» Your instructions:
List each line of the data that holds the word "title".

[Stored data]
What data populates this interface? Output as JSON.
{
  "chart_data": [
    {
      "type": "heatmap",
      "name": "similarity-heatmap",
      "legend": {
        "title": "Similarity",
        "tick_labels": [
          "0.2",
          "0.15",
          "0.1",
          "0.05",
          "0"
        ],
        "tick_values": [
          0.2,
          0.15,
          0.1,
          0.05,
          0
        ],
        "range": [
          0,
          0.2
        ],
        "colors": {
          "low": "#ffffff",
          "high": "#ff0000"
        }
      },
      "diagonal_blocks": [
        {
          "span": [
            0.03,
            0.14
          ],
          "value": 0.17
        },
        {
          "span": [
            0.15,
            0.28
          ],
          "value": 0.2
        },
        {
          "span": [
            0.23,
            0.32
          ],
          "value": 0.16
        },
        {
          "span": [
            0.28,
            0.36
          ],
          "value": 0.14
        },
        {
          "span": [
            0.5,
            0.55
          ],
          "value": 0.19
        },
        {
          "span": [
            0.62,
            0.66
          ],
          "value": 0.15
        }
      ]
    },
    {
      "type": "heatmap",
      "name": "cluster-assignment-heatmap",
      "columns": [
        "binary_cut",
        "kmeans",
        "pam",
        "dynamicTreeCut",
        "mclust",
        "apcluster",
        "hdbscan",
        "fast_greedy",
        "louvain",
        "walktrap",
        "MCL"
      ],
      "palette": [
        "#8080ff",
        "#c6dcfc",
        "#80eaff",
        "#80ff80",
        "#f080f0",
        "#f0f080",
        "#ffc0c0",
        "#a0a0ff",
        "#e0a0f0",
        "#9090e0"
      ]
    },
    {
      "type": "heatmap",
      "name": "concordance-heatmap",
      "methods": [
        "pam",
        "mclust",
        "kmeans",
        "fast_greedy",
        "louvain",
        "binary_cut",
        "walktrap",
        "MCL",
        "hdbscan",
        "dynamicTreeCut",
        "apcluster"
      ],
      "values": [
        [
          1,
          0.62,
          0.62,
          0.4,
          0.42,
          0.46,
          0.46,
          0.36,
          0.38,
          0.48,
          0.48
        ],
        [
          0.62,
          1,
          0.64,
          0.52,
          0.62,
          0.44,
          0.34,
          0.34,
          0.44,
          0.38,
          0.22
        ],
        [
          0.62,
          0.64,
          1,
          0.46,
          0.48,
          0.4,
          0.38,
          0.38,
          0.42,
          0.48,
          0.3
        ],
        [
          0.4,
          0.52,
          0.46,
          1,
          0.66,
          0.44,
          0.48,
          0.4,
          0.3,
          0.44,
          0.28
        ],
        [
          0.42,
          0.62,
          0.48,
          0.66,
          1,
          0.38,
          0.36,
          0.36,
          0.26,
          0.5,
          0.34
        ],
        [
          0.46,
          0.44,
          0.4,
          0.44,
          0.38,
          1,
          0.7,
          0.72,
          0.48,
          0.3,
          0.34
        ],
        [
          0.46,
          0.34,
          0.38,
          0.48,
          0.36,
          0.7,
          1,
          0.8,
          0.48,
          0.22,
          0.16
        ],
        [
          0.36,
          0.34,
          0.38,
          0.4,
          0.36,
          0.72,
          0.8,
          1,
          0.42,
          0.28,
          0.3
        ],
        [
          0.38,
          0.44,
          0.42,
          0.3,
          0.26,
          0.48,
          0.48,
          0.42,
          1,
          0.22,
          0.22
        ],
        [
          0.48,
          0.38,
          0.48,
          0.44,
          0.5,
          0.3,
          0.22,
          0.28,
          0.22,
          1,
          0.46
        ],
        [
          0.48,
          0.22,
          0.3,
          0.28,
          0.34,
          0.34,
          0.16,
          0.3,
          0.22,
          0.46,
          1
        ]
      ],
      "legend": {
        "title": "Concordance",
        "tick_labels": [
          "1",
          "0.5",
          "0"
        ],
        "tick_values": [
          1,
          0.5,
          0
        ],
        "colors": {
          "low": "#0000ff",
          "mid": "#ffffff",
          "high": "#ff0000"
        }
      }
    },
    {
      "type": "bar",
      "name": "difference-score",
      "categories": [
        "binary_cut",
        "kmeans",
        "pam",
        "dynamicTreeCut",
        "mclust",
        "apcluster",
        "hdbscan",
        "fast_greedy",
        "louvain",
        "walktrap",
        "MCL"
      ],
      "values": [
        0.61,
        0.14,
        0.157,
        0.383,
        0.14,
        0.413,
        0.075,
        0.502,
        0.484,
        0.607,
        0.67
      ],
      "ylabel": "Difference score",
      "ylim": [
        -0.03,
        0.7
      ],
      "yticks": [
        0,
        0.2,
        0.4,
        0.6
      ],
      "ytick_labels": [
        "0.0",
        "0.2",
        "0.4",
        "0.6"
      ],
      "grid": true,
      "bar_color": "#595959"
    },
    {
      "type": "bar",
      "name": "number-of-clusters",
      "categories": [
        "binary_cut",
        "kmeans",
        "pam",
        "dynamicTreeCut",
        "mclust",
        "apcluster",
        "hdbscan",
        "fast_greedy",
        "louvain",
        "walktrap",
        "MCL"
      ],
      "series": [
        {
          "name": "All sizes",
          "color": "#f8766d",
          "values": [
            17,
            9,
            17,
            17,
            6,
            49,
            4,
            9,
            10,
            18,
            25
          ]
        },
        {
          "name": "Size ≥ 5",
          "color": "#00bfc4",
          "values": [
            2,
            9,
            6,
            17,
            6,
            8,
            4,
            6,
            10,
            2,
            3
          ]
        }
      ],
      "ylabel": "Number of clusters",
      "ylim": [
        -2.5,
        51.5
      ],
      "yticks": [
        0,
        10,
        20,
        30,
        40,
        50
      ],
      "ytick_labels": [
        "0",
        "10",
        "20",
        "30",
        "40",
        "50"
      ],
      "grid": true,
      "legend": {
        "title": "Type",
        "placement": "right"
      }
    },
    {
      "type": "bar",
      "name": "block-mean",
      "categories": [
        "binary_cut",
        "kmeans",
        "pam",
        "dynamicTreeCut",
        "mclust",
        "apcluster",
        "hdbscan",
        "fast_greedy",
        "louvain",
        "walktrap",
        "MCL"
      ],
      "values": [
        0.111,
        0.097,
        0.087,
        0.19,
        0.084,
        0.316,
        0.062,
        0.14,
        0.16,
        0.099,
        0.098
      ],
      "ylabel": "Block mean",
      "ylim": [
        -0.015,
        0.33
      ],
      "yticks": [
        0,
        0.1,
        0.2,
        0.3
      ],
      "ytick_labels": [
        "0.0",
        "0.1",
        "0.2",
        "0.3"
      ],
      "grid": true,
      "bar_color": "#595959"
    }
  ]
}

» Output for this exercise:
        "title": "Similarity",
        "title": "Concordance",
        "title": "Type",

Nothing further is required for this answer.